* _YOUR OBJECTIVE_: Go through the entries below and retype them exactly, omitting each picture.

* _EXERCISE INPUTS_:
◇ ◇ ◇

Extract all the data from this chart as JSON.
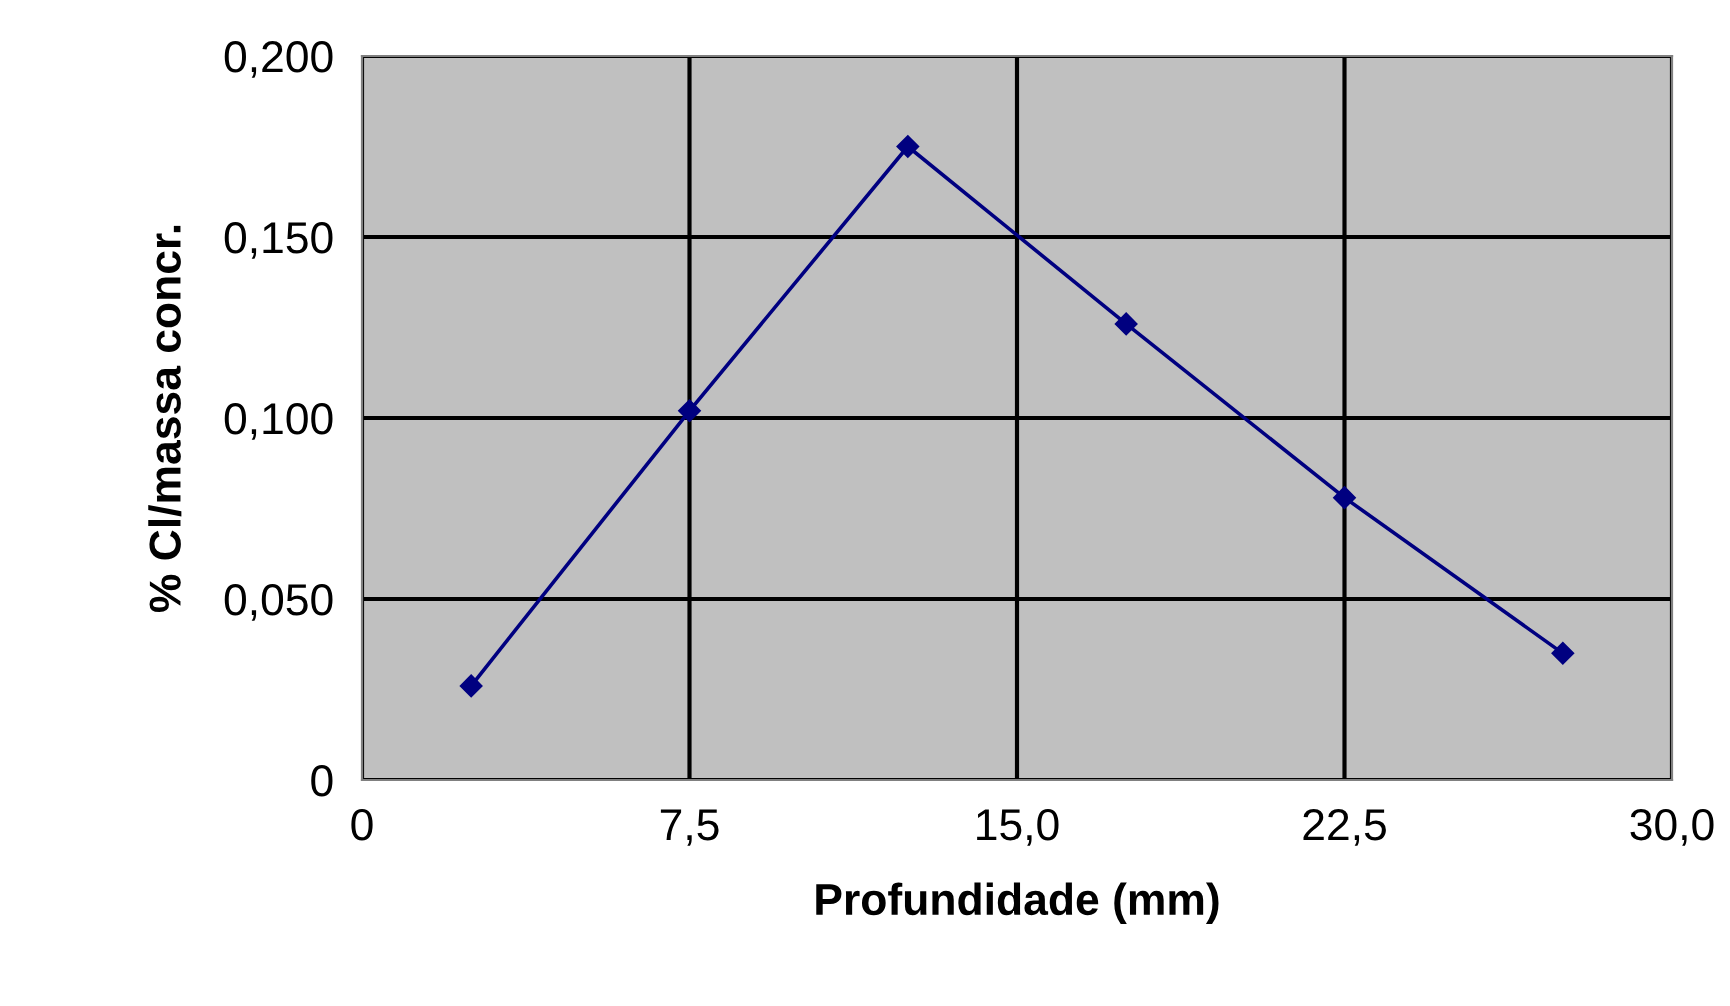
{
  "chart_data": {
    "type": "line",
    "xlabel": "Profundidade (mm)",
    "ylabel": "% Cl/massa concr.",
    "x": [
      2.5,
      7.5,
      12.5,
      17.5,
      22.5,
      27.5
    ],
    "series": [
      {
        "color": "#000080",
        "values": [
          0.026,
          0.102,
          0.175,
          0.126,
          0.078,
          0.035
        ]
      }
    ],
    "xlim": [
      0,
      30
    ],
    "ylim": [
      0,
      0.2
    ],
    "xticks": [
      0,
      {
        "value": 7.5,
        "label": "7,5"
      },
      {
        "value": 15,
        "label": "15,0"
      },
      {
        "value": 22.5,
        "label": "22,5"
      },
      {
        "value": 30,
        "label": "30,0"
      }
    ],
    "yticks": [
      0,
      {
        "value": 0.05,
        "label": "0,050"
      },
      {
        "value": 0.1,
        "label": "0,100"
      },
      {
        "value": 0.15,
        "label": "0,150"
      },
      {
        "value": 0.2,
        "label": "0,200"
      }
    ],
    "grid": true,
    "legend": false,
    "marker": "diamond",
    "line_style": "solid"
  }
}
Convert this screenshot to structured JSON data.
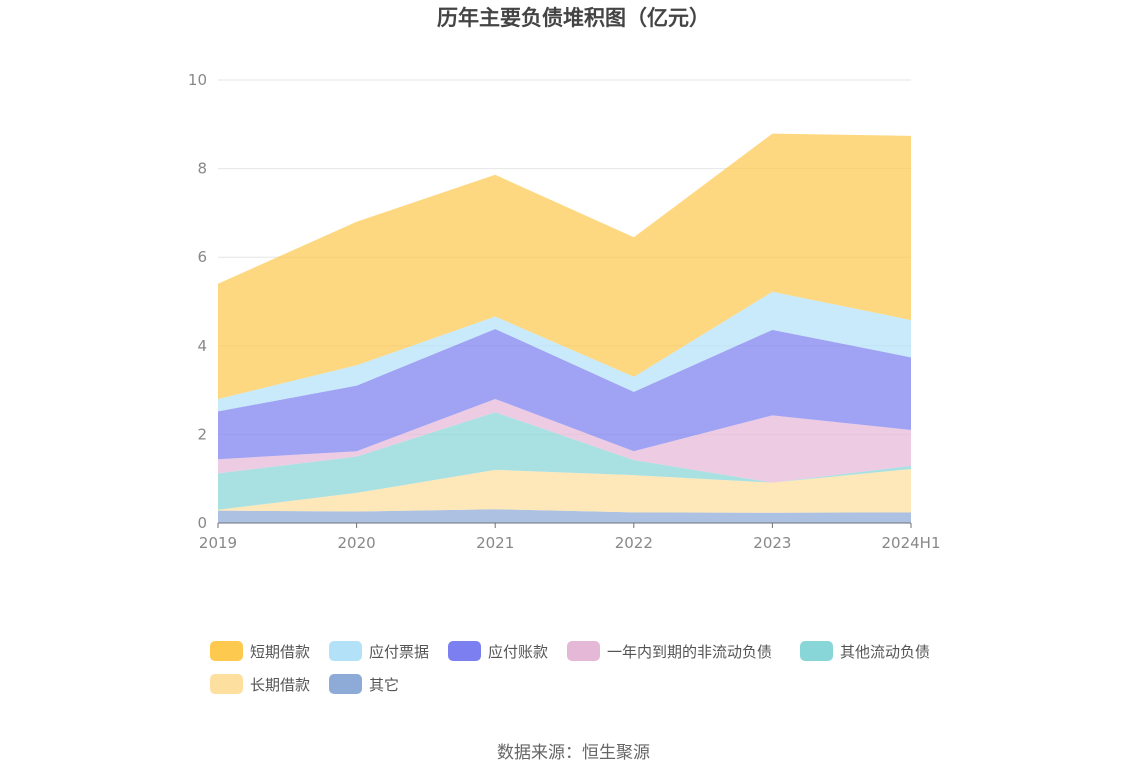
{
  "chart_data": {
    "type": "area",
    "stacked": true,
    "title": "历年主要负债堆积图（亿元）",
    "categories": [
      "2019",
      "2020",
      "2021",
      "2022",
      "2023",
      "2024H1"
    ],
    "ylim": [
      0,
      10
    ],
    "yticks": [
      0,
      2,
      4,
      6,
      8,
      10
    ],
    "grid": true,
    "legend_position": "bottom",
    "series": [
      {
        "name": "其它",
        "color": "#8eabd8",
        "values": [
          0.28,
          0.26,
          0.31,
          0.24,
          0.23,
          0.24
        ]
      },
      {
        "name": "长期借款",
        "color": "#fddf9f",
        "values": [
          0.02,
          0.42,
          0.89,
          0.84,
          0.68,
          0.98
        ]
      },
      {
        "name": "其他流动负债",
        "color": "#88d6d8",
        "values": [
          0.82,
          0.82,
          1.3,
          0.34,
          0.0,
          0.07
        ]
      },
      {
        "name": "一年内到期的非流动负债",
        "color": "#e6b8d8",
        "values": [
          0.32,
          0.12,
          0.3,
          0.2,
          1.52,
          0.81
        ]
      },
      {
        "name": "应付账款",
        "color": "#7b7ff0",
        "values": [
          1.08,
          1.48,
          1.58,
          1.34,
          1.93,
          1.64
        ]
      },
      {
        "name": "应付票据",
        "color": "#b3e2f8",
        "values": [
          0.28,
          0.46,
          0.28,
          0.34,
          0.86,
          0.84
        ]
      },
      {
        "name": "短期借款",
        "color": "#fdc94f",
        "values": [
          2.6,
          3.24,
          3.2,
          3.15,
          3.57,
          4.16
        ]
      }
    ]
  },
  "legend": [
    {
      "label": "短期借款",
      "color": "#fdc94f"
    },
    {
      "label": "应付票据",
      "color": "#b3e2f8"
    },
    {
      "label": "应付账款",
      "color": "#7b7ff0"
    },
    {
      "label": "一年内到期的非流动负债",
      "color": "#e6b8d8"
    },
    {
      "label": "其他流动负债",
      "color": "#88d6d8"
    },
    {
      "label": "长期借款",
      "color": "#fddf9f"
    },
    {
      "label": "其它",
      "color": "#8eabd8"
    }
  ],
  "source": "数据来源：恒生聚源"
}
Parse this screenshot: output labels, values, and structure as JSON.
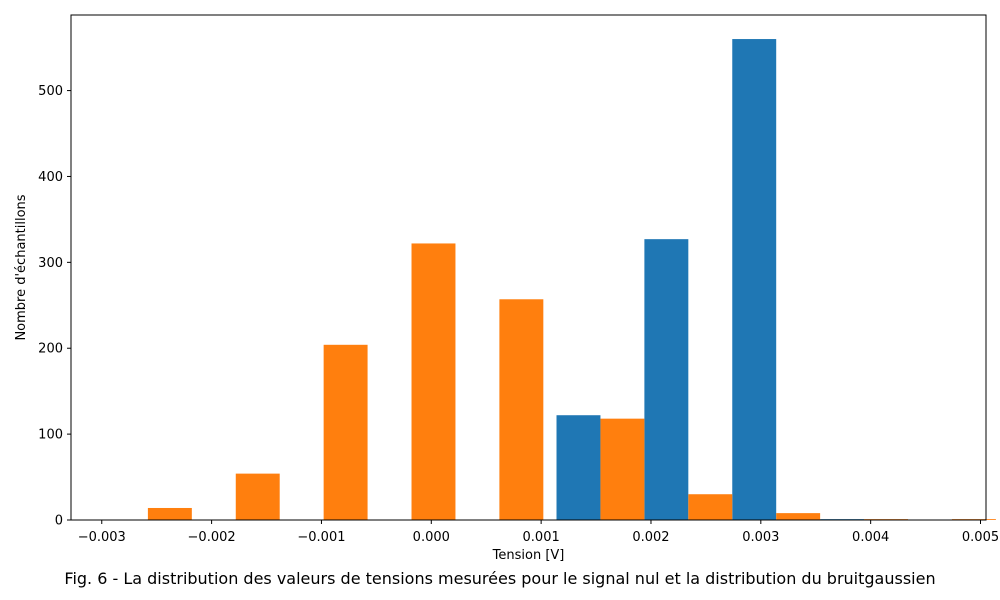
{
  "caption": "Fig. 6 - La distribution des valeurs de tensions mesurées pour le signal nul et la distribution du bruitgaussien",
  "chart_data": {
    "type": "bar",
    "title": "",
    "xlabel": "Tension [V]",
    "ylabel": "Nombre d'échantillons",
    "xlim": [
      -0.00328,
      0.00505
    ],
    "ylim": [
      0,
      588
    ],
    "xticks": [
      -0.003,
      -0.002,
      -0.001,
      0.0,
      0.001,
      0.002,
      0.003,
      0.004,
      0.005
    ],
    "xtick_labels": [
      "−0.003",
      "−0.002",
      "−0.001",
      "0.000",
      "0.001",
      "0.002",
      "0.003",
      "0.004",
      "0.005"
    ],
    "yticks": [
      0,
      100,
      200,
      300,
      400,
      500
    ],
    "ytick_labels": [
      "0",
      "100",
      "200",
      "300",
      "400",
      "500"
    ],
    "grid": false,
    "legend": null,
    "series": [
      {
        "color": "#1f77b4",
        "bars": [
          {
            "x0": 0.00114,
            "x1": 0.00154,
            "value": 122
          },
          {
            "x0": 0.00194,
            "x1": 0.00234,
            "value": 327
          },
          {
            "x0": 0.00274,
            "x1": 0.00314,
            "value": 560
          },
          {
            "x0": 0.00354,
            "x1": 0.00394,
            "value": 1
          }
        ]
      },
      {
        "color": "#ff7f0e",
        "bars": [
          {
            "x0": -0.00258,
            "x1": -0.00218,
            "value": 14
          },
          {
            "x0": -0.00178,
            "x1": -0.00138,
            "value": 54
          },
          {
            "x0": -0.00098,
            "x1": -0.00058,
            "value": 204
          },
          {
            "x0": -0.00018,
            "x1": 0.00022,
            "value": 322
          },
          {
            "x0": 0.00062,
            "x1": 0.00102,
            "value": 257
          },
          {
            "x0": 0.00154,
            "x1": 0.00194,
            "value": 118
          },
          {
            "x0": 0.00234,
            "x1": 0.00274,
            "value": 30
          },
          {
            "x0": 0.00314,
            "x1": 0.00354,
            "value": 8
          },
          {
            "x0": 0.00394,
            "x1": 0.00434,
            "value": 1
          },
          {
            "x0": 0.00474,
            "x1": 0.00514,
            "value": 1
          }
        ]
      }
    ]
  }
}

◇ ◇ ◇

* _TASK SOLUTION_:
Extract all the data from this chart as JSON.
{
  "chart_data": {
    "type": "line",
    "xlabel": "Profundidade (mm)",
    "ylabel": "% Cl/massa concr.",
    "x": [
      2.5,
      7.5,
      12.5,
      17.5,
      22.5,
      27.5
    ],
    "series": [
      {
        "color": "#000080",
        "values": [
          0.026,
          0.102,
          0.175,
          0.126,
          0.078,
          0.035
        ]
      }
    ],
    "xlim": [
      0,
      30
    ],
    "ylim": [
      0,
      0.2
    ],
    "xticks": [
      0,
      {
        "value": 7.5,
        "label": "7,5"
      },
      {
        "value": 15,
        "label": "15,0"
      },
      {
        "value": 22.5,
        "label": "22,5"
      },
      {
        "value": 30,
        "label": "30,0"
      }
    ],
    "yticks": [
      0,
      {
        "value": 0.05,
        "label": "0,050"
      },
      {
        "value": 0.1,
        "label": "0,100"
      },
      {
        "value": 0.15,
        "label": "0,150"
      },
      {
        "value": 0.2,
        "label": "0,200"
      }
    ],
    "grid": true,
    "legend": false,
    "marker": "diamond",
    "line_style": "solid"
  }
}
Convert this screenshot to structured JSON data.
{
  "chart_data": {
    "type": "area",
    "stacked": true,
    "title": "历年主要负债堆积图（亿元）",
    "categories": [
      "2019",
      "2020",
      "2021",
      "2022",
      "2023",
      "2024H1"
    ],
    "ylim": [
      0,
      10
    ],
    "yticks": [
      0,
      2,
      4,
      6,
      8,
      10
    ],
    "grid": true,
    "legend_position": "bottom",
    "series": [
      {
        "name": "其它",
        "color": "#8eabd8",
        "values": [
          0.28,
          0.26,
          0.31,
          0.24,
          0.23,
          0.24
        ]
      },
      {
        "name": "长期借款",
        "color": "#fddf9f",
        "values": [
          0.02,
          0.42,
          0.89,
          0.84,
          0.68,
          0.98
        ]
      },
      {
        "name": "其他流动负债",
        "color": "#88d6d8",
        "values": [
          0.82,
          0.82,
          1.3,
          0.34,
          0.0,
          0.07
        ]
      },
      {
        "name": "一年内到期的非流动负债",
        "color": "#e6b8d8",
        "values": [
          0.32,
          0.12,
          0.3,
          0.2,
          1.52,
          0.81
        ]
      },
      {
        "name": "应付账款",
        "color": "#7b7ff0",
        "values": [
          1.08,
          1.48,
          1.58,
          1.34,
          1.93,
          1.64
        ]
      },
      {
        "name": "应付票据",
        "color": "#b3e2f8",
        "values": [
          0.28,
          0.46,
          0.28,
          0.34,
          0.86,
          0.84
        ]
      },
      {
        "name": "短期借款",
        "color": "#fdc94f",
        "values": [
          2.6,
          3.24,
          3.2,
          3.15,
          3.57,
          4.16
        ]
      }
    ]
  },
  "legend": [
    {
      "label": "短期借款",
      "color": "#fdc94f"
    },
    {
      "label": "应付票据",
      "color": "#b3e2f8"
    },
    {
      "label": "应付账款",
      "color": "#7b7ff0"
    },
    {
      "label": "一年内到期的非流动负债",
      "color": "#e6b8d8"
    },
    {
      "label": "其他流动负债",
      "color": "#88d6d8"
    },
    {
      "label": "长期借款",
      "color": "#fddf9f"
    },
    {
      "label": "其它",
      "color": "#8eabd8"
    }
  ],
  "source": "数据来源：恒生聚源"
}
Parse this screenshot: output labels, values, and structure as JSON.
{
  "caption": "Fig. 6 - La distribution des valeurs de tensions mesurées pour le signal nul et la distribution du bruitgaussien",
  "chart_data": {
    "type": "bar",
    "title": "",
    "xlabel": "Tension [V]",
    "ylabel": "Nombre d'échantillons",
    "xlim": [
      -0.00328,
      0.00505
    ],
    "ylim": [
      0,
      588
    ],
    "xticks": [
      -0.003,
      -0.002,
      -0.001,
      0.0,
      0.001,
      0.002,
      0.003,
      0.004,
      0.005
    ],
    "xtick_labels": [
      "−0.003",
      "−0.002",
      "−0.001",
      "0.000",
      "0.001",
      "0.002",
      "0.003",
      "0.004",
      "0.005"
    ],
    "yticks": [
      0,
      100,
      200,
      300,
      400,
      500
    ],
    "ytick_labels": [
      "0",
      "100",
      "200",
      "300",
      "400",
      "500"
    ],
    "grid": false,
    "legend": null,
    "series": [
      {
        "color": "#1f77b4",
        "bars": [
          {
            "x0": 0.00114,
            "x1": 0.00154,
            "value": 122
          },
          {
            "x0": 0.00194,
            "x1": 0.00234,
            "value": 327
          },
          {
            "x0": 0.00274,
            "x1": 0.00314,
            "value": 560
          },
          {
            "x0": 0.00354,
            "x1": 0.00394,
            "value": 1
          }
        ]
      },
      {
        "color": "#ff7f0e",
        "bars": [
          {
            "x0": -0.00258,
            "x1": -0.00218,
            "value": 14
          },
          {
            "x0": -0.00178,
            "x1": -0.00138,
            "value": 54
          },
          {
            "x0": -0.00098,
            "x1": -0.00058,
            "value": 204
          },
          {
            "x0": -0.00018,
            "x1": 0.00022,
            "value": 322
          },
          {
            "x0": 0.00062,
            "x1": 0.00102,
            "value": 257
          },
          {
            "x0": 0.00154,
            "x1": 0.00194,
            "value": 118
          },
          {
            "x0": 0.00234,
            "x1": 0.00274,
            "value": 30
          },
          {
            "x0": 0.00314,
            "x1": 0.00354,
            "value": 8
          },
          {
            "x0": 0.00394,
            "x1": 0.00434,
            "value": 1
          },
          {
            "x0": 0.00474,
            "x1": 0.00514,
            "value": 1
          }
        ]
      }
    ]
  }
}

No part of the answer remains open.